§ EXTRAIT PRÉSENTÉ
=======

(La Déclaration d’Indépendance – 14 mai 1948)
Traduction simple :
Dans l’Assemblée d’Israël se dégage une couleur propre : les forces vont en se développant, et progressivement lui reviennent la sagesse, le courage, la droiture et la pureté intérieure. Progressivement la nation se construit, elle se répare en vue de sa Délivrance, une Délivrance universelle, et elle s’épanouit dans l’éclat de sa perfection.
Du fait des innombrables vagues de malheurs qui déferlent sur elle, venant de tous les peuples et de toutes les dispersions, elle acquiert un riche capital de connaissances, et une vision de haut vol qui porte loin ; elle ajoute les côtés purs de l’extérieur à son patrimoine propre. La fierté nationale se renforce et la conscience de soi grandit, la nation sait désormais qu’elle a une terre, qu’elle a une langue et une littérature, qu’elle a une armée – elle a commencé d’en prendre conscience pendant cette guerre mondiale.
Et par–dessus tout, elle sait qu’elle possède la couronne de Lumière de sa vie particulière, qui couronne le monde entier à travers elle. Et toutes ces choses ensemble lui apprennent à connaître sa richesse : que sa force est dans le Dieu de vérité.

=======

§ MATÉRIEL FOURNI
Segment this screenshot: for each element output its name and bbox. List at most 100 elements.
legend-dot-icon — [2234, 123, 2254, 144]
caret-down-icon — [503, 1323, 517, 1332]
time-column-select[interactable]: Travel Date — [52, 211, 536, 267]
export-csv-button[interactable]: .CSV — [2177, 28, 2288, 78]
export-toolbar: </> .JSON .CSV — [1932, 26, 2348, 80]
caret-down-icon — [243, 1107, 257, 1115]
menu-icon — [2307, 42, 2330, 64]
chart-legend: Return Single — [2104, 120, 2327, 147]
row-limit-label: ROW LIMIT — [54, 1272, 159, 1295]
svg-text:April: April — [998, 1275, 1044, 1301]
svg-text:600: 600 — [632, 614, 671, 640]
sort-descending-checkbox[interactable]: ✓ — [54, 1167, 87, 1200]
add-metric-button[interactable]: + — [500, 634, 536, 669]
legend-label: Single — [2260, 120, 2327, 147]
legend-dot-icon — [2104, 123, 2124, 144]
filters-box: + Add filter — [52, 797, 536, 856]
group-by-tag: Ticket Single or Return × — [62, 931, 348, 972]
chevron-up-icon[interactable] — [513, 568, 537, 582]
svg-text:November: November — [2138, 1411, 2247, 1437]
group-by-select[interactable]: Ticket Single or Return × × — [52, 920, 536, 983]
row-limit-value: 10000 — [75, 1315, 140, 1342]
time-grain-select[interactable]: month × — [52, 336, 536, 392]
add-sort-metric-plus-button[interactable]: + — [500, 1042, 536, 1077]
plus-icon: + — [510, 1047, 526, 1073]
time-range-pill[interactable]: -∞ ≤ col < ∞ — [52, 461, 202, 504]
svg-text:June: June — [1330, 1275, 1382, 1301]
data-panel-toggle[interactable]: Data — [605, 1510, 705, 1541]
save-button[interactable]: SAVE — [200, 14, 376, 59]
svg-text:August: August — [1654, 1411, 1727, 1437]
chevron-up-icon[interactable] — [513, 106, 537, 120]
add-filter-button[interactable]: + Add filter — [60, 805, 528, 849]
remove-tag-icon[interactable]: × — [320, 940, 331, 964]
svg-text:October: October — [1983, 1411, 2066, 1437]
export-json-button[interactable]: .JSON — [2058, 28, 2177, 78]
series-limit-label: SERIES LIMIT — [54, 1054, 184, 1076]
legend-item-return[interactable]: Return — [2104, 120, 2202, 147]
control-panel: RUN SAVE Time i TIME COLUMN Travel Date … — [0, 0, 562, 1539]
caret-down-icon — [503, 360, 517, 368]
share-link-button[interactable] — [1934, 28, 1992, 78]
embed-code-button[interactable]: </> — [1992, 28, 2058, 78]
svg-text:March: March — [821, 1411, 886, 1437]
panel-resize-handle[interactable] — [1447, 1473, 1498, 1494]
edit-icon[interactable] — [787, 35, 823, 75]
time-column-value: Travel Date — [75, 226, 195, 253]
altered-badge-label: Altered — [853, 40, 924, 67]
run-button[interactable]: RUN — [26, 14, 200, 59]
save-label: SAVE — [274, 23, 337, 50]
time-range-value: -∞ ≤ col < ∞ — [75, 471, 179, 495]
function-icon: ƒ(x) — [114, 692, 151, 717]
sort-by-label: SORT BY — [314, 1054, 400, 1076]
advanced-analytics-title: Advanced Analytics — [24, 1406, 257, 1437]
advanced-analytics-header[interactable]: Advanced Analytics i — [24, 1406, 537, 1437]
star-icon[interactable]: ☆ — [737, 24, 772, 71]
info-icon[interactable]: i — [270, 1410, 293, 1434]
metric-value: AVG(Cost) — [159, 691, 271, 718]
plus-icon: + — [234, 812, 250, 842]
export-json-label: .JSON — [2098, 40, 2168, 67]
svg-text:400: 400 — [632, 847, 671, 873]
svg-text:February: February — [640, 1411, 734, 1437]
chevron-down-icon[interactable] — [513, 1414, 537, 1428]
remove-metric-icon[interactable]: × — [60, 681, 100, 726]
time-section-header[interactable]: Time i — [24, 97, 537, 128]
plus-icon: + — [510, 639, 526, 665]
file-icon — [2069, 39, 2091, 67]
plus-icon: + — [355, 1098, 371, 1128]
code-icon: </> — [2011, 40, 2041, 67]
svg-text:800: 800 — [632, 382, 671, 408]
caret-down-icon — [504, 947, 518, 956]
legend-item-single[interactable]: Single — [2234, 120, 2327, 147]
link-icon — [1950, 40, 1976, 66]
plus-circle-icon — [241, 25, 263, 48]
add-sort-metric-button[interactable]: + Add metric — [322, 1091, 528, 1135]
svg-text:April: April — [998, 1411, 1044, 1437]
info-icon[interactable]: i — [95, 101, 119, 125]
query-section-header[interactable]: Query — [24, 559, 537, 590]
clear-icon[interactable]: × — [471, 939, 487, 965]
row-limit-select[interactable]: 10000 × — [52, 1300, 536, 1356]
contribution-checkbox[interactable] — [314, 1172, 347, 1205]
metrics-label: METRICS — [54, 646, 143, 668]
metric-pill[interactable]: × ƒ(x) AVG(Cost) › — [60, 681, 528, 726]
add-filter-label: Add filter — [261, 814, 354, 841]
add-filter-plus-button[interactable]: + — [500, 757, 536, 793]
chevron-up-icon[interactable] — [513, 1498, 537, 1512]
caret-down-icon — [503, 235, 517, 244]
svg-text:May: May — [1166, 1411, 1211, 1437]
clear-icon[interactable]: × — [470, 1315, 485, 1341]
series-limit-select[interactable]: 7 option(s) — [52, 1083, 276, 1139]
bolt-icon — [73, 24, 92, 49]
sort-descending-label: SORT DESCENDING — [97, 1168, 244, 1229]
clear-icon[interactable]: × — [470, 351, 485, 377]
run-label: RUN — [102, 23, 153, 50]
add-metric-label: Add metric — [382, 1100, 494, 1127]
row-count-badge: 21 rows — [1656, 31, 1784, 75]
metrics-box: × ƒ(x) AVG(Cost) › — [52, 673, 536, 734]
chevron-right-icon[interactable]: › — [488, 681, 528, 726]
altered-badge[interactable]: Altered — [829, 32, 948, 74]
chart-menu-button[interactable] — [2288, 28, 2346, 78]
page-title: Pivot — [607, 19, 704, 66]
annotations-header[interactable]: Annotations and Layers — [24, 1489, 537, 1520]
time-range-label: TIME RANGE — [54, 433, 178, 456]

=======

§ CONSIGNE
Poursuivez le texte sur l'Assemblée d'Israël en reprenant juste après sa dernière phrase.

§ RÉPONSE
Commentaire du Rav Aviner :
Dans les dernières générations, le Peuple d’Israël a commencé de s’élever peu à peu vers la Résurrection. Il y a une situation où l’exil est absolu, il y a une situation où la Délivrance domine, et il y a une situation intermédiaire où “la lumière et l’obscurité servent mêlées” [v. Rachi sur Genèse 1, 4]. Quand tout est obscur, ou quand tout est lumineux, chacun le sait, mais dans la situation intermédiaire il est difficile de savoir exactement ce qui se passe. Il faut un esprit courageux pour reconnaître que la nation se lève effectivement vers la Résurrection, tout en sachant que le chemin est encore long ; et inversement pour reconnaître qu’il y a beaucoup de défauts qui nécessitent une correction, sans être empêché de voir qu’effectivement nous avançons, et que nous nous levons vers la Résurrection.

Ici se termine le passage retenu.